## REQUEST
Find each line with the string "Morgenstern" and report it.

## start

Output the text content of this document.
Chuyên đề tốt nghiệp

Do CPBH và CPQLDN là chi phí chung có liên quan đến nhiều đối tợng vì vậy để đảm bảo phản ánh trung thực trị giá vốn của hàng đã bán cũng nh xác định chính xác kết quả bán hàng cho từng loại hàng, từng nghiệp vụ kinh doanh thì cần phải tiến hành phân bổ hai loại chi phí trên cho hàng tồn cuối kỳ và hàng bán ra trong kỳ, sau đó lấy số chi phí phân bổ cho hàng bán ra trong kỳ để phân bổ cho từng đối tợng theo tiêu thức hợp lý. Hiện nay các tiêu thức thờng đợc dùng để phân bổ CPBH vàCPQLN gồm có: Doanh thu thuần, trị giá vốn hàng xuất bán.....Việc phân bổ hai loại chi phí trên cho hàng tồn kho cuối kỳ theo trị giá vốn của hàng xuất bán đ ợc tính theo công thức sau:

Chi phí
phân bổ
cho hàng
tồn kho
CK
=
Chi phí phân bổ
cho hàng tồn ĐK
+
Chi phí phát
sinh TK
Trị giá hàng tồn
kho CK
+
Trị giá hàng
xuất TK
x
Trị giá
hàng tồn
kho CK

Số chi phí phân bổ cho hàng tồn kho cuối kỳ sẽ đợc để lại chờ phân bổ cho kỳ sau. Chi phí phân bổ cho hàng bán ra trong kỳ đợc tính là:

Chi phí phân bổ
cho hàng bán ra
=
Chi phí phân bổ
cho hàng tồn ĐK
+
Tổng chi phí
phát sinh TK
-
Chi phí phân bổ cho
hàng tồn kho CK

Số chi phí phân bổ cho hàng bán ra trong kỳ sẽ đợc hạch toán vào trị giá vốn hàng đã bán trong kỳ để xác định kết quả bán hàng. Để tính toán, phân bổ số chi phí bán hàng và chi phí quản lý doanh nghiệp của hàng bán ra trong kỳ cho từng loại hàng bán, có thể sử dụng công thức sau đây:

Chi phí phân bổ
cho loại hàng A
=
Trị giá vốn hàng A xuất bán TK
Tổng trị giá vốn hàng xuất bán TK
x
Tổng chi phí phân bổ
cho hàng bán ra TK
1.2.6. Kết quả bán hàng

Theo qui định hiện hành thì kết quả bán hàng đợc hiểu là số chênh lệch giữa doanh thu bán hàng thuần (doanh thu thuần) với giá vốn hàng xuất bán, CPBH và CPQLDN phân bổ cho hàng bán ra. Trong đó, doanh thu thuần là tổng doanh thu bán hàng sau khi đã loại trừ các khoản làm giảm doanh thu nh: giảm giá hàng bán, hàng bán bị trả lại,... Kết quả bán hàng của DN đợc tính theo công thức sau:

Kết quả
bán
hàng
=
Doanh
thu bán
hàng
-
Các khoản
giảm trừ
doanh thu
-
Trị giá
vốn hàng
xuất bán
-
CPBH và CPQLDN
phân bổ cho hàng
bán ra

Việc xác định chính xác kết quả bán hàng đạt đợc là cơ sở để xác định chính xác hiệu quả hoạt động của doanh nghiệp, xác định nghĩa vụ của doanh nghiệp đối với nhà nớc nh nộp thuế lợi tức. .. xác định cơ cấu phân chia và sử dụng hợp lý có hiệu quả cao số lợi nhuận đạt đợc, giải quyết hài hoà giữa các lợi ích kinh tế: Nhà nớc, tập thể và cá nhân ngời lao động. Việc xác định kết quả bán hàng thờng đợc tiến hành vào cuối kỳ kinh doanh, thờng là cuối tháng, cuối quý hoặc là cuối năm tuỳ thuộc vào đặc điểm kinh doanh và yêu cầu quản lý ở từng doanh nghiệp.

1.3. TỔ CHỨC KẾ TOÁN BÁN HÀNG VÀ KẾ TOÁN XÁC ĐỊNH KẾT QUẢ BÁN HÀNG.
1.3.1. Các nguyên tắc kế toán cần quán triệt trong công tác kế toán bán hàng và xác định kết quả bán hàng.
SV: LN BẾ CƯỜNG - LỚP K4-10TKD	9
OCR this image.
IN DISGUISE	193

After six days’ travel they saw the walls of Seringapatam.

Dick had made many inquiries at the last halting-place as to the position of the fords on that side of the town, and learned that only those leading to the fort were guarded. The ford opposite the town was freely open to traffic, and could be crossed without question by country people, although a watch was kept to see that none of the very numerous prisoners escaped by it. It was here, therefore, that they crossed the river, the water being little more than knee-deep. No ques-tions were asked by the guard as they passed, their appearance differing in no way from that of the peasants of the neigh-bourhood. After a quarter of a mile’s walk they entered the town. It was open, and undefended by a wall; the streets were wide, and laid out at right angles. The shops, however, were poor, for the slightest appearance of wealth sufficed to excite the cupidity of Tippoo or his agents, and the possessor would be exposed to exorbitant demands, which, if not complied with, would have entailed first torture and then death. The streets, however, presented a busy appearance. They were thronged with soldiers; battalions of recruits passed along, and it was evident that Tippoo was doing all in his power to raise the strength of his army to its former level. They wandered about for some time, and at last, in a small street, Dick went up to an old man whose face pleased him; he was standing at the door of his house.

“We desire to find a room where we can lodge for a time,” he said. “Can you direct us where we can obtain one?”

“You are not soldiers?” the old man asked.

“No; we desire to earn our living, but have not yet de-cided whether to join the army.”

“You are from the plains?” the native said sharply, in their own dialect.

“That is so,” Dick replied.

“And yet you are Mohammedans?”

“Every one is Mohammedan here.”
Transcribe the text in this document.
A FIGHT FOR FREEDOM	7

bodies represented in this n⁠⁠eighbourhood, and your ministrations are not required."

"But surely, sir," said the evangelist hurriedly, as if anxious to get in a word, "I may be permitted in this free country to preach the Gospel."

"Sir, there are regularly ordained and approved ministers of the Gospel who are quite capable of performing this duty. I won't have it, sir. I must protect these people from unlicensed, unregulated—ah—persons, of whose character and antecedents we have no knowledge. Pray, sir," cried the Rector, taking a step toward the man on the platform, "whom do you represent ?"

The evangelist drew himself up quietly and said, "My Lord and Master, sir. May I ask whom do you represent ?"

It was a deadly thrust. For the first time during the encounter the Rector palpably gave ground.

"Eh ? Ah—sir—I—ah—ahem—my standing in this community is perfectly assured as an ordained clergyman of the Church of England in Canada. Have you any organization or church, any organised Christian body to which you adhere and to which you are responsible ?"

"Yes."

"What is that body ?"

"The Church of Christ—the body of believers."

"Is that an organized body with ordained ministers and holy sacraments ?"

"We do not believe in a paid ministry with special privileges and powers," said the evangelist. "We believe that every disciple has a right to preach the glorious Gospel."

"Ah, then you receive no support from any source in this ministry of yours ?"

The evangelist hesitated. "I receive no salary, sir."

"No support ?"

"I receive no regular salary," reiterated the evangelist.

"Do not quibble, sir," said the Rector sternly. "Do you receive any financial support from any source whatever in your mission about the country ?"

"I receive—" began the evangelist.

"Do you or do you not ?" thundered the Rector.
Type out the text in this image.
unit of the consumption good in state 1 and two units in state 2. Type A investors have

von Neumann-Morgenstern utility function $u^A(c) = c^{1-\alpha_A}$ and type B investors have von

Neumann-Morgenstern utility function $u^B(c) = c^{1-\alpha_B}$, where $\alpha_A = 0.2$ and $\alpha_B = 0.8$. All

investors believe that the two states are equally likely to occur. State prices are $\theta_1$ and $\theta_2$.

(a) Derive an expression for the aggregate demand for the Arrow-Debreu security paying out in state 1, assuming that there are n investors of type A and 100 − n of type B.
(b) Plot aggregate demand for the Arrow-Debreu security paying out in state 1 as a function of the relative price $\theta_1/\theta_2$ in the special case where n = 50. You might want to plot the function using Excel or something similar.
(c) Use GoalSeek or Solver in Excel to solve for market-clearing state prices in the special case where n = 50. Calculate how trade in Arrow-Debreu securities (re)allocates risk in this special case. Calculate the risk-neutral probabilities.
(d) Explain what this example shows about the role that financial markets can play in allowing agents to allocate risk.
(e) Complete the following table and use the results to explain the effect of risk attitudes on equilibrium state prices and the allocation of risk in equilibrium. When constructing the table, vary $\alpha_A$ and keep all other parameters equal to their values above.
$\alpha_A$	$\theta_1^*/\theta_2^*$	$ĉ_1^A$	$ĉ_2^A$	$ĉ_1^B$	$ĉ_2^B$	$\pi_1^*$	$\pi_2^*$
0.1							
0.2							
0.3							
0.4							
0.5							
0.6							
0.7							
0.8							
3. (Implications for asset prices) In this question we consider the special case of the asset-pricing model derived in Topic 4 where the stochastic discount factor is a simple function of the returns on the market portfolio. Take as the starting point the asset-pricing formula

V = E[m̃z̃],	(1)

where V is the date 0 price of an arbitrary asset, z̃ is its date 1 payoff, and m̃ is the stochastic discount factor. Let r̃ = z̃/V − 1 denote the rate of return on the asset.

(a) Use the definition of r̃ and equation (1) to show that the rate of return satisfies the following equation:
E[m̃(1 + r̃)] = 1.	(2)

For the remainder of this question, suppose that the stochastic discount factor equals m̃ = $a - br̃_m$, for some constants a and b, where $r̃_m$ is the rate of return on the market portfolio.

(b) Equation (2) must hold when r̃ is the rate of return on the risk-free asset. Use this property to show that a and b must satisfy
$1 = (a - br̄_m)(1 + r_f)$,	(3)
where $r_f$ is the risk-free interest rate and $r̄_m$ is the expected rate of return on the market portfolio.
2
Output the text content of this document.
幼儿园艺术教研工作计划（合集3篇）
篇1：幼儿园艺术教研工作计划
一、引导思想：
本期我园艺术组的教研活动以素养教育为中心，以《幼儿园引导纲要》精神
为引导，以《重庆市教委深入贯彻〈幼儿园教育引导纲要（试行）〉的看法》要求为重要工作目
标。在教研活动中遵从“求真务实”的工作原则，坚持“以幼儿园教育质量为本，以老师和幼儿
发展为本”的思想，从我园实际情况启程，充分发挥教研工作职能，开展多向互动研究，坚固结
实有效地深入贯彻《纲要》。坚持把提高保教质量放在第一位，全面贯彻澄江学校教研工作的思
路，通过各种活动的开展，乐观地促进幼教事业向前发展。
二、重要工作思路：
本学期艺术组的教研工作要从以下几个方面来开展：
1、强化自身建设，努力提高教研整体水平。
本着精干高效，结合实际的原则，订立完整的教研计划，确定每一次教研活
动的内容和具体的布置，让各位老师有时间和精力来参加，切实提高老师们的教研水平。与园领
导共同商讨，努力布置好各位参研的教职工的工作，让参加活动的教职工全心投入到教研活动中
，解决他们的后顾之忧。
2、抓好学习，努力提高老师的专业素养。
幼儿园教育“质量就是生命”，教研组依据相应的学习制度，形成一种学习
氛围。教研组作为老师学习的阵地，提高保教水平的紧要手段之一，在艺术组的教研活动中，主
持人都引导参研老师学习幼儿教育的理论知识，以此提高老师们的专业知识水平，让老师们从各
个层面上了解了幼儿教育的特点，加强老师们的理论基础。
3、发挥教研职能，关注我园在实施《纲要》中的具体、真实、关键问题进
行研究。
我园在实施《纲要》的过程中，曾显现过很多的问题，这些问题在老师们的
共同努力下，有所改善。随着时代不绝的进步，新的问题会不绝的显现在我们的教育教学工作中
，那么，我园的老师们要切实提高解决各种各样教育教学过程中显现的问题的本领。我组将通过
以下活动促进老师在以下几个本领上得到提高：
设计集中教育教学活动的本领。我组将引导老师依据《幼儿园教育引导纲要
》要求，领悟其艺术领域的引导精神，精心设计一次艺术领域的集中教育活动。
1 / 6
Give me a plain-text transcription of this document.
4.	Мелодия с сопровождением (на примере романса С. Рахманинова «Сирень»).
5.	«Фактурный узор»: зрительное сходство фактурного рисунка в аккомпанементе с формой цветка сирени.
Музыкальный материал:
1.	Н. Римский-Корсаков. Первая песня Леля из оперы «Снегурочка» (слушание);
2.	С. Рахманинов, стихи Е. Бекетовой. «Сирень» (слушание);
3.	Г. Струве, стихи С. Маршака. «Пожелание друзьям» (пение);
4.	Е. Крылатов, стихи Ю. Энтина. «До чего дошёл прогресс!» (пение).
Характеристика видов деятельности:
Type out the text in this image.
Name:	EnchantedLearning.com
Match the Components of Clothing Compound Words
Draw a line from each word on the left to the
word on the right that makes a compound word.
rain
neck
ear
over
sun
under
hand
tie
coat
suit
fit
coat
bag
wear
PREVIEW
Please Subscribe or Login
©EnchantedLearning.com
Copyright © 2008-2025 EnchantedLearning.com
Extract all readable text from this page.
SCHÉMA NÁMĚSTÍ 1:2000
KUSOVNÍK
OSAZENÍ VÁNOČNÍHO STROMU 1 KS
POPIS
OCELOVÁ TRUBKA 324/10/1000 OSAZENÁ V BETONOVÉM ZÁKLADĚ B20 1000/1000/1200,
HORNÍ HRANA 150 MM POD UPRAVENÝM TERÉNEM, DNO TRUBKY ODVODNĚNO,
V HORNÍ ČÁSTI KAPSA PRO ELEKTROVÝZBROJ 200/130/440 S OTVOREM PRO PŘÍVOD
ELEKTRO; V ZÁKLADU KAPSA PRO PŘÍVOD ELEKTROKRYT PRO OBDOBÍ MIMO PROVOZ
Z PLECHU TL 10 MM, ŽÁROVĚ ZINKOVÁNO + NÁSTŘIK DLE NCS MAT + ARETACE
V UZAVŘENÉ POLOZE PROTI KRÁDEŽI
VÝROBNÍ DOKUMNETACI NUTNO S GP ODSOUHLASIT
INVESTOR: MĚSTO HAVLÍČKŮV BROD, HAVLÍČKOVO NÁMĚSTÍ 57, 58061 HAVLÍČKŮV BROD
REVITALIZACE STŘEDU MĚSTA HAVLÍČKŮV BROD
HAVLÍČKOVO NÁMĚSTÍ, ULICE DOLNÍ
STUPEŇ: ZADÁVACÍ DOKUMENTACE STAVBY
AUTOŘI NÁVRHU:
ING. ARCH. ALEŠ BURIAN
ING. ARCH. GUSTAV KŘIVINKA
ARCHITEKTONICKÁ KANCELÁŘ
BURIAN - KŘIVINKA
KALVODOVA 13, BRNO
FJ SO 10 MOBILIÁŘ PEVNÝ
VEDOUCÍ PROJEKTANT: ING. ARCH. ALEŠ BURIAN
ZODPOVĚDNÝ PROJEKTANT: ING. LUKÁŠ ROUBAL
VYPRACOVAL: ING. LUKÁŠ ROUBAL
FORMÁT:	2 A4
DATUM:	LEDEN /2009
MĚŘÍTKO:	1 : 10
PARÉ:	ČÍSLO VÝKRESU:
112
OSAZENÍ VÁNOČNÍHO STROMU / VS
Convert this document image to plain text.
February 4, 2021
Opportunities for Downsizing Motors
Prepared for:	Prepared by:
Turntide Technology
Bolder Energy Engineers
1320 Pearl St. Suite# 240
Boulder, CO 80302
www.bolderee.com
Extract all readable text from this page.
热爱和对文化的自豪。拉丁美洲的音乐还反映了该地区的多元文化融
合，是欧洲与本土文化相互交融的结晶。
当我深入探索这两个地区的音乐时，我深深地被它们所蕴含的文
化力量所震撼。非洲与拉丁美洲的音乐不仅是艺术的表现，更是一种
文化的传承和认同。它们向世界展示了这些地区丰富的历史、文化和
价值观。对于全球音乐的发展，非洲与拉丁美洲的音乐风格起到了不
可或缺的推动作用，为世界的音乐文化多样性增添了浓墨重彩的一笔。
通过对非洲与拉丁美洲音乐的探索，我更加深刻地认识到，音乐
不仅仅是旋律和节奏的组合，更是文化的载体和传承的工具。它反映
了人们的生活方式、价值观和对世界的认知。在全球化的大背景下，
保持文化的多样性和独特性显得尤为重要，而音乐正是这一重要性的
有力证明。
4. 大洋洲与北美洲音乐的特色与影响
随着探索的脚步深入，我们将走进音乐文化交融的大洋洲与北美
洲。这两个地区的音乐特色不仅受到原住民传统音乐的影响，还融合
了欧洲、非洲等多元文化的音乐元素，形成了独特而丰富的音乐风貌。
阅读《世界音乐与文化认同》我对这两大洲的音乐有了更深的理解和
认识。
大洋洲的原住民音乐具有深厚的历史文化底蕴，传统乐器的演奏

## end

## SOLUTION
von Neumann-Morgenstern utility function $u^A(c) = c^{1-\alpha_A}$ and type B investors have von
Neumann-Morgenstern utility function $u^B(c) = c^{1-\alpha_B}$, where $\alpha_A = 0.2$ and $\alpha_B = 0.8$. All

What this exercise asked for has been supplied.